▶ [Rows]
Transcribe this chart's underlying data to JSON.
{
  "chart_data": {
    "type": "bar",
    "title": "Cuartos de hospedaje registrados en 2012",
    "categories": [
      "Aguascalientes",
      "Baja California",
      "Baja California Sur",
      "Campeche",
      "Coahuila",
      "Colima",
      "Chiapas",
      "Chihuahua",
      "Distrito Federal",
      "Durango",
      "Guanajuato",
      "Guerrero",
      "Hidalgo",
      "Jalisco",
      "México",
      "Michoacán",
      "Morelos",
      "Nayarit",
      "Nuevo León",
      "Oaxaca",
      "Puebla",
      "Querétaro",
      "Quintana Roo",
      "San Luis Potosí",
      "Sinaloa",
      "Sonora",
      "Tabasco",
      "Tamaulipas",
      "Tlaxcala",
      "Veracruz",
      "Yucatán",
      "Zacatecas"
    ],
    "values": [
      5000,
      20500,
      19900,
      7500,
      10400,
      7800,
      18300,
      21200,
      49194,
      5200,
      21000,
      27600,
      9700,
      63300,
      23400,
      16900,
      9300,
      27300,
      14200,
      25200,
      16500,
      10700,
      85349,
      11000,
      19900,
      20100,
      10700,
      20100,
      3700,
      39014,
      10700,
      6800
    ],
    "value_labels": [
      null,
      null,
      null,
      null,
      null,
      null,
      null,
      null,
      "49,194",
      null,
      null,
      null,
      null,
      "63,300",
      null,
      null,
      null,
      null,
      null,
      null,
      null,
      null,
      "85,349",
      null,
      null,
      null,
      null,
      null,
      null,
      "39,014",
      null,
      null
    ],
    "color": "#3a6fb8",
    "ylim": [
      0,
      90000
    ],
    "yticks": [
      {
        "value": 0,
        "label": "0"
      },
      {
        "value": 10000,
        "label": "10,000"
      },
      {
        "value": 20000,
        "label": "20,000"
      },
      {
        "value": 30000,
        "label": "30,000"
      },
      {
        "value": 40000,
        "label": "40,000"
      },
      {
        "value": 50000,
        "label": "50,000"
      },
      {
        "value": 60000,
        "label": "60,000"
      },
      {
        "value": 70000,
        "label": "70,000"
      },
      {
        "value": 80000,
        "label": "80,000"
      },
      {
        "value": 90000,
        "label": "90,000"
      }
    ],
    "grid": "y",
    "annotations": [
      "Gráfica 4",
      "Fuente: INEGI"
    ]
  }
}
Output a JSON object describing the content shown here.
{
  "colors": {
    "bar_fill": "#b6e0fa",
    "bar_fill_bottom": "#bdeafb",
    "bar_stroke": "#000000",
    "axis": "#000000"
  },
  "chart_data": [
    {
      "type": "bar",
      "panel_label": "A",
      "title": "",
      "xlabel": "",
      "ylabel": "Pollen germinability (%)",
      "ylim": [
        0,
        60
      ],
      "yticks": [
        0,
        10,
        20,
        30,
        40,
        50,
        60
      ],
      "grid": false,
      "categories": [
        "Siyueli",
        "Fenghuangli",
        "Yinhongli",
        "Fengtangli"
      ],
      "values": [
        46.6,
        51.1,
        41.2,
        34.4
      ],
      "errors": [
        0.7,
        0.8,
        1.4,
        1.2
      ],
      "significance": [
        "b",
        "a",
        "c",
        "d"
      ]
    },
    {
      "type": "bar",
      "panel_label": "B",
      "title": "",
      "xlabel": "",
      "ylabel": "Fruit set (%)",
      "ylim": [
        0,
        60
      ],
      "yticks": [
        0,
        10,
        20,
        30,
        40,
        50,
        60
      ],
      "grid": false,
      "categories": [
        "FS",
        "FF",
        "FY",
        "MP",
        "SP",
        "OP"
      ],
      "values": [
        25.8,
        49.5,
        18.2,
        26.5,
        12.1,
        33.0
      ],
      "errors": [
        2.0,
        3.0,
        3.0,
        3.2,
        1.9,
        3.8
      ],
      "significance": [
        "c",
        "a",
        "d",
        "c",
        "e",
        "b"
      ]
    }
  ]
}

▶ [Written problem] Reproduce every entry shown above, precisely as it stands.

▶ [Response to the exercise]
Transcribe this chart's underlying data to JSON.
{
  "chart_data": {
    "type": "bar",
    "title": "Cuartos de hospedaje registrados en 2012",
    "categories": [
      "Aguascalientes",
      "Baja California",
      "Baja California Sur",
      "Campeche",
      "Coahuila",
      "Colima",
      "Chiapas",
      "Chihuahua",
      "Distrito Federal",
      "Durango",
      "Guanajuato",
      "Guerrero",
      "Hidalgo",
      "Jalisco",
      "México",
      "Michoacán",
      "Morelos",
      "Nayarit",
      "Nuevo León",
      "Oaxaca",
      "Puebla",
      "Querétaro",
      "Quintana Roo",
      "San Luis Potosí",
      "Sinaloa",
      "Sonora",
      "Tabasco",
      "Tamaulipas",
      "Tlaxcala",
      "Veracruz",
      "Yucatán",
      "Zacatecas"
    ],
    "values": [
      5000,
      20500,
      19900,
      7500,
      10400,
      7800,
      18300,
      21200,
      49194,
      5200,
      21000,
      27600,
      9700,
      63300,
      23400,
      16900,
      9300,
      27300,
      14200,
      25200,
      16500,
      10700,
      85349,
      11000,
      19900,
      20100,
      10700,
      20100,
      3700,
      39014,
      10700,
      6800
    ],
    "value_labels": [
      null,
      null,
      null,
      null,
      null,
      null,
      null,
      null,
      "49,194",
      null,
      null,
      null,
      null,
      "63,300",
      null,
      null,
      null,
      null,
      null,
      null,
      null,
      null,
      "85,349",
      null,
      null,
      null,
      null,
      null,
      null,
      "39,014",
      null,
      null
    ],
    "color": "#3a6fb8",
    "ylim": [
      0,
      90000
    ],
    "yticks": [
      {
        "value": 0,
        "label": "0"
      },
      {
        "value": 10000,
        "label": "10,000"
      },
      {
        "value": 20000,
        "label": "20,000"
      },
      {
        "value": 30000,
        "label": "30,000"
      },
      {
        "value": 40000,
        "label": "40,000"
      },
      {
        "value": 50000,
        "label": "50,000"
      },
      {
        "value": 60000,
        "label": "60,000"
      },
      {
        "value": 70000,
        "label": "70,000"
      },
      {
        "value": 80000,
        "label": "80,000"
      },
      {
        "value": 90000,
        "label": "90,000"
      }
    ],
    "grid": "y",
    "annotations": [
      "Gráfica 4",
      "Fuente: INEGI"
    ]
  }
}
Output a JSON object describing the content shown here.
{
  "colors": {
    "bar_fill": "#b6e0fa",
    "bar_fill_bottom": "#bdeafb",
    "bar_stroke": "#000000",
    "axis": "#000000"
  },
  "chart_data": [
    {
      "type": "bar",
      "panel_label": "A",
      "title": "",
      "xlabel": "",
      "ylabel": "Pollen germinability (%)",
      "ylim": [
        0,
        60
      ],
      "yticks": [
        0,
        10,
        20,
        30,
        40,
        50,
        60
      ],
      "grid": false,
      "categories": [
        "Siyueli",
        "Fenghuangli",
        "Yinhongli",
        "Fengtangli"
      ],
      "values": [
        46.6,
        51.1,
        41.2,
        34.4
      ],
      "errors": [
        0.7,
        0.8,
        1.4,
        1.2
      ],
      "significance": [
        "b",
        "a",
        "c",
        "d"
      ]
    },
    {
      "type": "bar",
      "panel_label": "B",
      "title": "",
      "xlabel": "",
      "ylabel": "Fruit set (%)",
      "ylim": [
        0,
        60
      ],
      "yticks": [
        0,
        10,
        20,
        30,
        40,
        50,
        60
      ],
      "grid": false,
      "categories": [
        "FS",
        "FF",
        "FY",
        "MP",
        "SP",
        "OP"
      ],
      "values": [
        25.8,
        49.5,
        18.2,
        26.5,
        12.1,
        33.0
      ],
      "errors": [
        2.0,
        3.0,
        3.0,
        3.2,
        1.9,
        3.8
      ],
      "significance": [
        "c",
        "a",
        "d",
        "c",
        "e",
        "b"
      ]
    }
  ]
}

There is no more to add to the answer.